Exercise goal: Your task is to copy every record exactly.

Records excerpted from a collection

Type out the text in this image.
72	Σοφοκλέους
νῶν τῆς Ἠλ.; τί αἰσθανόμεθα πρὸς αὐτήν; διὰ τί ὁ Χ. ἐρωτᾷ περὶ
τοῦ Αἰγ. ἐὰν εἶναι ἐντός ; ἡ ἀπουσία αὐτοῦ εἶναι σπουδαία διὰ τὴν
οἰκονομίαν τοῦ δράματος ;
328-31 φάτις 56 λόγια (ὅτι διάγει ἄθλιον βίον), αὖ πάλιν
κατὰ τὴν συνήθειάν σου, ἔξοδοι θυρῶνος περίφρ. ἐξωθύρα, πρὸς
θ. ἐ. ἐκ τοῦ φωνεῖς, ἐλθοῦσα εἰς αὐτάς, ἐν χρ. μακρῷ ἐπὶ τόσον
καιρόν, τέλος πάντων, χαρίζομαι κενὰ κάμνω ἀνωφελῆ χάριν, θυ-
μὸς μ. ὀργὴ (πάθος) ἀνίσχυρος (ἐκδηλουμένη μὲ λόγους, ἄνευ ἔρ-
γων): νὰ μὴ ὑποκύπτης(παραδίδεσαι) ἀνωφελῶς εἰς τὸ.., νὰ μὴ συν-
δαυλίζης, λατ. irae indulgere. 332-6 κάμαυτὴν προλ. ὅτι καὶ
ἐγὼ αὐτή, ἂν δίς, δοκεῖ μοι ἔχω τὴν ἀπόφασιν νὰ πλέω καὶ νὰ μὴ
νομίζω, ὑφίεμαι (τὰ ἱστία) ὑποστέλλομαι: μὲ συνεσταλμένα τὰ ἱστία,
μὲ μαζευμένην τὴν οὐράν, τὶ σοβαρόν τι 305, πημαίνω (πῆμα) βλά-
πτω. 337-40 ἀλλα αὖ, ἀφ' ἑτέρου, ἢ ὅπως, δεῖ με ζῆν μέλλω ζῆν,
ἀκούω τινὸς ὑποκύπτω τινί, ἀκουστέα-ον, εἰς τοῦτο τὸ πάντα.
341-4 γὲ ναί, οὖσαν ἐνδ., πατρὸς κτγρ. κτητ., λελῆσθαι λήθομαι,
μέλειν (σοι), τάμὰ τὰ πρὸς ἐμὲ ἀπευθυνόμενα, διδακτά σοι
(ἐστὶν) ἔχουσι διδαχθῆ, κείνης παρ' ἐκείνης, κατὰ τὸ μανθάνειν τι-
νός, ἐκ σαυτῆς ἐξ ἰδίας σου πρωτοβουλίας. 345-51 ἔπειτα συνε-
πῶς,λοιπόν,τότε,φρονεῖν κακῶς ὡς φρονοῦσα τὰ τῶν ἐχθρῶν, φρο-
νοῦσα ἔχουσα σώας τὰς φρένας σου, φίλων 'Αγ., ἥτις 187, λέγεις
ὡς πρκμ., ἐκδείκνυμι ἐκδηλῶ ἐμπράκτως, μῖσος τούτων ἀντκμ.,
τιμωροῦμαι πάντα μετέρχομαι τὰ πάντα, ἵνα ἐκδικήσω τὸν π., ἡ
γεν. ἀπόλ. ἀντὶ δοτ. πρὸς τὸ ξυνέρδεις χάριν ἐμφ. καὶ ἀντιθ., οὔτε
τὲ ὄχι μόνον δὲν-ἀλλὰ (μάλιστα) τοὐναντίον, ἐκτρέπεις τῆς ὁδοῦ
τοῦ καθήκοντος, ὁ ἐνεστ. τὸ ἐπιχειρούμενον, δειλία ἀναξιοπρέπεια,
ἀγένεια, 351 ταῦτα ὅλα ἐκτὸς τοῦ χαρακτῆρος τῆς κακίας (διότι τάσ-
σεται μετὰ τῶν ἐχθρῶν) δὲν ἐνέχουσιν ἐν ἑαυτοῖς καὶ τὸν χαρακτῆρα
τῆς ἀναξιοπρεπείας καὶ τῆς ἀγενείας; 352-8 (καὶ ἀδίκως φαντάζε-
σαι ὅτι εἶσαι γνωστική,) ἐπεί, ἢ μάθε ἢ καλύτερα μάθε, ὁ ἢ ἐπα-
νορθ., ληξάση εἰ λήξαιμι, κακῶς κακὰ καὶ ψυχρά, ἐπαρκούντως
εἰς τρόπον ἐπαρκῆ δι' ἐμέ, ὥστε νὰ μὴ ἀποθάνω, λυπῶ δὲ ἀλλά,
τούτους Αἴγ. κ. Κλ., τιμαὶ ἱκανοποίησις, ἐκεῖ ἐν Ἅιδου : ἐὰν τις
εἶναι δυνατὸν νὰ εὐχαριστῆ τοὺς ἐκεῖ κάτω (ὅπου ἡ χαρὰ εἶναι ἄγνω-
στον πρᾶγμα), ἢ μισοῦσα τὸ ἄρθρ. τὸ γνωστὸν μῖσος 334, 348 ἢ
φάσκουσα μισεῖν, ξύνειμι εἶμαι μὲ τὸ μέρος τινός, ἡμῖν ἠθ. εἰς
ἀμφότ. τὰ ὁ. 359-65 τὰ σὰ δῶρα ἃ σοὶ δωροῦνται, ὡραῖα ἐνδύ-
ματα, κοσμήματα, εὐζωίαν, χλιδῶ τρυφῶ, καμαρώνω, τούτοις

Answer to the problem:
Type out the text in this image.
72	Σοφοκλέους
νῶν τῆς Ἠλ.; τί αἰσθανόμεθα πρὸς αὐτήν; διὰ τί ὁ Χ. ἐρωτᾷ περὶ
τοῦ Αἰγ. ἐὰν εἶναι ἐντός ; ἡ ἀπουσία αὐτοῦ εἶναι σπουδαία διὰ τὴν
οἰκονομίαν τοῦ δράματος ;
328-31 φάτις 56 λόγια (ὅτι διάγει ἄθλιον βίον), αὖ πάλιν
κατὰ τὴν συνήθειάν σου, ἔξοδοι θυρῶνος περίφρ. ἐξωθύρα, πρὸς
θ. ἐ. ἐκ τοῦ φωνεῖς, ἐλθοῦσα εἰς αὐτάς, ἐν χρ. μακρῷ ἐπὶ τόσον
καιρόν, τέλος πάντων, χαρίζομαι κενὰ κάμνω ἀνωφελῆ χάριν, θυ-
μὸς μ. ὀργὴ (πάθος) ἀνίσχυρος (ἐκδηλουμένη μὲ λόγους, ἄνευ ἔρ-
γων): νὰ μὴ ὑποκύπτης(παραδίδεσαι) ἀνωφελῶς εἰς τὸ.., νὰ μὴ συν-
δαυλίζης, λατ. irae indulgere. 332-6 κάμαυτὴν προλ. ὅτι καὶ
ἐγὼ αὐτή, ἂν δίς, δοκεῖ μοι ἔχω τὴν ἀπόφασιν νὰ πλέω καὶ νὰ μὴ
νομίζω, ὑφίεμαι (τὰ ἱστία) ὑποστέλλομαι: μὲ συνεσταλμένα τὰ ἱστία,
μὲ μαζευμένην τὴν οὐράν, τὶ σοβαρόν τι 305, πημαίνω (πῆμα) βλά-
πτω. 337-40 ἀλλα αὖ, ἀφ' ἑτέρου, ἢ ὅπως, δεῖ με ζῆν μέλλω ζῆν,
ἀκούω τινὸς ὑποκύπτω τινί, ἀκουστέα-ον, εἰς τοῦτο τὸ πάντα.
341-4 γὲ ναί, οὖσαν ἐνδ., πατρὸς κτγρ. κτητ., λελῆσθαι λήθομαι,
μέλειν (σοι), τάμὰ τὰ πρὸς ἐμὲ ἀπευθυνόμενα, διδακτά σοι
(ἐστὶν) ἔχουσι διδαχθῆ, κείνης παρ' ἐκείνης, κατὰ τὸ μανθάνειν τι-
νός, ἐκ σαυτῆς ἐξ ἰδίας σου πρωτοβουλίας. 345-51 ἔπειτα συνε-
πῶς,λοιπόν,τότε,φρονεῖν κακῶς ὡς φρονοῦσα τὰ τῶν ἐχθρῶν, φρο-
νοῦσα ἔχουσα σώας τὰς φρένας σου, φίλων 'Αγ., ἥτις 187, λέγεις
ὡς πρκμ., ἐκδείκνυμι ἐκδηλῶ ἐμπράκτως, μῖσος τούτων ἀντκμ.,
τιμωροῦμαι πάντα μετέρχομαι τὰ πάντα, ἵνα ἐκδικήσω τὸν π., ἡ
γεν. ἀπόλ. ἀντὶ δοτ. πρὸς τὸ ξυνέρδεις χάριν ἐμφ. καὶ ἀντιθ., οὔτε
τὲ ὄχι μόνον δὲν-ἀλλὰ (μάλιστα) τοὐναντίον, ἐκτρέπεις τῆς ὁδοῦ
τοῦ καθήκοντος, ὁ ἐνεστ. τὸ ἐπιχειρούμενον, δειλία ἀναξιοπρέπεια,
ἀγένεια, 351 ταῦτα ὅλα ἐκτὸς τοῦ χαρακτῆρος τῆς κακίας (διότι τάσ-
σεται μετὰ τῶν ἐχθρῶν) δὲν ἐνέχουσιν ἐν ἑαυτοῖς καὶ τὸν χαρακτῆρα
τῆς ἀναξιοπρεπείας καὶ τῆς ἀγενείας; 352-8 (καὶ ἀδίκως φαντάζε-
σαι ὅτι εἶσαι γνωστική,) ἐπεί, ἢ μάθε ἢ καλύτερα μάθε, ὁ ἢ ἐπα-
νορθ., ληξάση εἰ λήξαιμι, κακῶς κακὰ καὶ ψυχρά, ἐπαρκούντως
εἰς τρόπον ἐπαρκῆ δι' ἐμέ, ὥστε νὰ μὴ ἀποθάνω, λυπῶ δὲ ἀλλά,
τούτους Αἴγ. κ. Κλ., τιμαὶ ἱκανοποίησις, ἐκεῖ ἐν Ἅιδου : ἐὰν τις
εἶναι δυνατὸν νὰ εὐχαριστῆ τοὺς ἐκεῖ κάτω (ὅπου ἡ χαρὰ εἶναι ἄγνω-
στον πρᾶγμα), ἢ μισοῦσα τὸ ἄρθρ. τὸ γνωστὸν μῖσος 334, 348 ἢ
φάσκουσα μισεῖν, ξύνειμι εἶμαι μὲ τὸ μέρος τινός, ἡμῖν ἠθ. εἰς
ἀμφότ. τὰ ὁ. 359-65 τὰ σὰ δῶρα ἃ σοὶ δωροῦνται, ὡραῖα ἐνδύ-
ματα, κοσμήματα, εὐζωίαν, χλιδῶ τρυφῶ, καμαρώνω, τούτοις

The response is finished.